**WORK INSTRUCTIONS**
Reproduce the Btrfs truncation email between "On Thu, Jan" and "will be dropped.", inclusive, changing "pre-allocation" to "preallocation".

**QUOTED PASSAGE**

From mboxrd@z Thu Jan  1 00:00:00 1970
From: Josef Bacik <josef@redhat.com>
Subject: Re: [RFC][PATCH 3/3] Btrfs: improve truncation of btrfs
Date: Thu, 5 Jan 2012 10:15:50 -0500
Message-ID: <20120105151502.GC1843@localhost.localdomain>
References: <4F05602E.3030907@cn.fujitsu.com>
Mime-Version: 1.0
Content-Type: text/plain; charset=us-ascii
Cc: Chris Mason <chris.mason@oracle.com>,
	Josef Bacik <josef@redhat.com>,
	Linux Btrfs <linux-btrfs@vger.kernel.org>
To: Miao Xie <miaox@cn.fujitsu.com>
Return-path: <linux-btrfs-owner@vger.kernel.org>
In-Reply-To: <4F05602E.3030907@cn.fujitsu.com>
List-ID: <linux-btrfs.vger.kernel.org>

On Thu, Jan 05, 2012 at 04:32:46PM +0800, Miao Xie wrote:
> The original truncation of btrfs has a bug, that is the orphan item will not be
> dropped when the truncation fails. This bug will trigger BUG() when unlink that
> truncated file. And besides that, if the user does pre-allocation for the file
> which is truncated unsuccessfully, after re-mount(umount-mount, not -o remount),
> the pre-allocated extent will be dropped.
> 
> This patch modified the relative functions of the truncation, and makes the
> truncation update i_size and disk_i_size of i-nodes every time we drop the file
> extent successfully, and set them to the real value. By this way, we needn't
> add orphan items to guarantee the consistency of the meta-data.
> 
> By this patch, it is possible that the file may not be truncated to the size
> that the user expects(may be <= the orignal size and >= the expected one), so I
> think it is better that we shouldn't lose the data that lies within the range
> <the expected size, the real size>, because the user may take it for granted
> that the data in that extent is not lost. In order to implement it, we just
> write out all the dirty pages which are beyond the expected size of the file.

**GIVEN DATA**
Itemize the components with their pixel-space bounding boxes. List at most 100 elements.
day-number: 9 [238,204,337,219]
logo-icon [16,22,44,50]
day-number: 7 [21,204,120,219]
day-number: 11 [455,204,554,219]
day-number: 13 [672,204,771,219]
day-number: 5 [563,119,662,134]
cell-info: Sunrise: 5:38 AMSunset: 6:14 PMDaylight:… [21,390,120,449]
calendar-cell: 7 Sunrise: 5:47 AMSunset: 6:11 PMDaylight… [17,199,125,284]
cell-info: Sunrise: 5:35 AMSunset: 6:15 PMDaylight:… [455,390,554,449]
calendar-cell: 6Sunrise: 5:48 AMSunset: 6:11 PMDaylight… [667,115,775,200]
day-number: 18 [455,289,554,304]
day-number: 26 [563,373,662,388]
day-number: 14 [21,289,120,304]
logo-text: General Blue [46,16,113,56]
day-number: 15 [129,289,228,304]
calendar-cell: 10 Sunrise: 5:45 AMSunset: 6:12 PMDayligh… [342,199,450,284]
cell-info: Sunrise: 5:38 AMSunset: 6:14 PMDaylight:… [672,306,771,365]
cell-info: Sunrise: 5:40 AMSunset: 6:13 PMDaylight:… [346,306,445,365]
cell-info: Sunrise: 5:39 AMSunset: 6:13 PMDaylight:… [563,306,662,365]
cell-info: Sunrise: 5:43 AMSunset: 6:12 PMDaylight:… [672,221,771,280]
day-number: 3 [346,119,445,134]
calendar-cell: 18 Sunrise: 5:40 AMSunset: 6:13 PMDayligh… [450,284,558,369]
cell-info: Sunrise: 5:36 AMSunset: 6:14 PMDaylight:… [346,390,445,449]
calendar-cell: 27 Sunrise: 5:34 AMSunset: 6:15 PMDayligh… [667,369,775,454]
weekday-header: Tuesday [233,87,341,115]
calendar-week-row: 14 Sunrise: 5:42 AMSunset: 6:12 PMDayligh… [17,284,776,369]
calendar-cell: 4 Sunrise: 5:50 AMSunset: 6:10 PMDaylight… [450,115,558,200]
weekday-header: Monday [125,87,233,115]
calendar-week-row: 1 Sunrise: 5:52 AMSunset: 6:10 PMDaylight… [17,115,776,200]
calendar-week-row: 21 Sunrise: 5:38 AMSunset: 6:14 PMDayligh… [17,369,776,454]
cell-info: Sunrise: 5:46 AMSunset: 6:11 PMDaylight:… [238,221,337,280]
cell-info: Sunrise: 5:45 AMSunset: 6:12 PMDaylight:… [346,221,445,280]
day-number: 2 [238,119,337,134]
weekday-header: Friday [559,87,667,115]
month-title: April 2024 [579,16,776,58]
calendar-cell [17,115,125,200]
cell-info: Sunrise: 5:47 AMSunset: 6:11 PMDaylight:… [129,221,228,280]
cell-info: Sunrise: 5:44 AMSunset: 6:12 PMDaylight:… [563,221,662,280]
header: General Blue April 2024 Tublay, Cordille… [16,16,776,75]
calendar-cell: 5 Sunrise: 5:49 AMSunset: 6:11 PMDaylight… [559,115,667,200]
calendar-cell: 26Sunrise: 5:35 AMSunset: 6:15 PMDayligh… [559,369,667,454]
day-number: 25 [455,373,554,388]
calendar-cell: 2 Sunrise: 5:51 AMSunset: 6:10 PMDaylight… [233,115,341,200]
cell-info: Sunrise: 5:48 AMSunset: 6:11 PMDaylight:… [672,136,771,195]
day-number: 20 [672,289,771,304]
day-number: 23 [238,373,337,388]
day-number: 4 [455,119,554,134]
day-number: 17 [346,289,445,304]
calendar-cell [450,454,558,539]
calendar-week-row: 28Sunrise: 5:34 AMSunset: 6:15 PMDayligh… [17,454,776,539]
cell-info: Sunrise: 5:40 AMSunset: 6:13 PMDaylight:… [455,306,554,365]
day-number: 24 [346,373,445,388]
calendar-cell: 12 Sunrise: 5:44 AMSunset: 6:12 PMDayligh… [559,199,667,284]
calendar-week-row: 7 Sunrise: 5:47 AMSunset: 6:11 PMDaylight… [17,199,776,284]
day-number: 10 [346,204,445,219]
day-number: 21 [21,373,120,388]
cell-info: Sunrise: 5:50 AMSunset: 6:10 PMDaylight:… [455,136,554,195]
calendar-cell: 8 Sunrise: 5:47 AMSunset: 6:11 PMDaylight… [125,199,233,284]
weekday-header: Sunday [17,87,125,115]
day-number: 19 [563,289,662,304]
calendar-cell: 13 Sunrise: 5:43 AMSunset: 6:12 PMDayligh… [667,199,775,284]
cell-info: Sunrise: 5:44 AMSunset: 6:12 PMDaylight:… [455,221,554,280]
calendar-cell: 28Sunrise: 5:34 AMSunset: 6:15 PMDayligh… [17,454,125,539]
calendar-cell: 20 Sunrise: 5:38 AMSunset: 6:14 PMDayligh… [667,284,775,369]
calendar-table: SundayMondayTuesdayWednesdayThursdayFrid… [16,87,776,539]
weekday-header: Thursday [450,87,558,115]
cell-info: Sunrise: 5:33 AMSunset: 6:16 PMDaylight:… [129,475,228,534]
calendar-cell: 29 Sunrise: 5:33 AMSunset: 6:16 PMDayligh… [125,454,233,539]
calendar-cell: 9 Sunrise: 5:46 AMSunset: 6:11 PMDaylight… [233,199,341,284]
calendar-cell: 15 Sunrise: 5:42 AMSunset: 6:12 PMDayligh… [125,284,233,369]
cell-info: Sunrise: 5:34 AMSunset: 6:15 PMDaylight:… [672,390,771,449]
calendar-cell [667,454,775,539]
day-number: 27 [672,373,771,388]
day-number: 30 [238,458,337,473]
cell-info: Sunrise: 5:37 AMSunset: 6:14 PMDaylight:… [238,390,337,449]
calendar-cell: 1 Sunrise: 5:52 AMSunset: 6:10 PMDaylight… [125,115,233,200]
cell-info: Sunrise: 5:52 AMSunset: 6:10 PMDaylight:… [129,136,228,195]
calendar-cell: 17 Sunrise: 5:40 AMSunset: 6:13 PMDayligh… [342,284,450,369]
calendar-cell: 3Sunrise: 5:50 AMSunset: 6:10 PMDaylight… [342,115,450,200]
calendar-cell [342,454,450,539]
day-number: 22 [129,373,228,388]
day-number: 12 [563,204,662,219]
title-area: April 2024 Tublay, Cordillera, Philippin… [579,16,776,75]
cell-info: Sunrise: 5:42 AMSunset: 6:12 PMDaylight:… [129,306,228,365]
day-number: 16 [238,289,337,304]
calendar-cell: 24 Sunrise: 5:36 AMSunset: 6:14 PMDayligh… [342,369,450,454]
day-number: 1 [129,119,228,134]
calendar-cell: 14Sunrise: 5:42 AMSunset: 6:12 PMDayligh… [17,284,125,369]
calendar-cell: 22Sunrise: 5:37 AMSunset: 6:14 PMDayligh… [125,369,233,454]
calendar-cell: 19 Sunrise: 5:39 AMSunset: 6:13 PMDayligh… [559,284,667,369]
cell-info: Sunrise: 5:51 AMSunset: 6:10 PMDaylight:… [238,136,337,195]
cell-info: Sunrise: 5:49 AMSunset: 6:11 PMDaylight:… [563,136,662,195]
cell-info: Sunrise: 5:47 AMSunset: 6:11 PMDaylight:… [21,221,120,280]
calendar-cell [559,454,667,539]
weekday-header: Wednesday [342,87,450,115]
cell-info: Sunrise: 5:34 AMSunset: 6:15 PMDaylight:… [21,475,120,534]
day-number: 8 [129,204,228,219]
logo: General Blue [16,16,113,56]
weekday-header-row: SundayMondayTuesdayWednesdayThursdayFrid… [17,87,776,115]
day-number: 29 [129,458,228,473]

**ANSWER TO THE EXERCISE**
On Thu, Jan 05, 2012 at 04:32:46PM +0800, Miao Xie wrote:
> The original truncation of btrfs has a bug, that is the orphan item will not be
> dropped when the truncation fails. This bug will trigger BUG() when unlink that
> truncated file. And besides that, if the user does preallocation for the file
> which is truncated unsuccessfully, after re-mount(umount-mount, not -o remount),
> the pre-allocated extent will be dropped.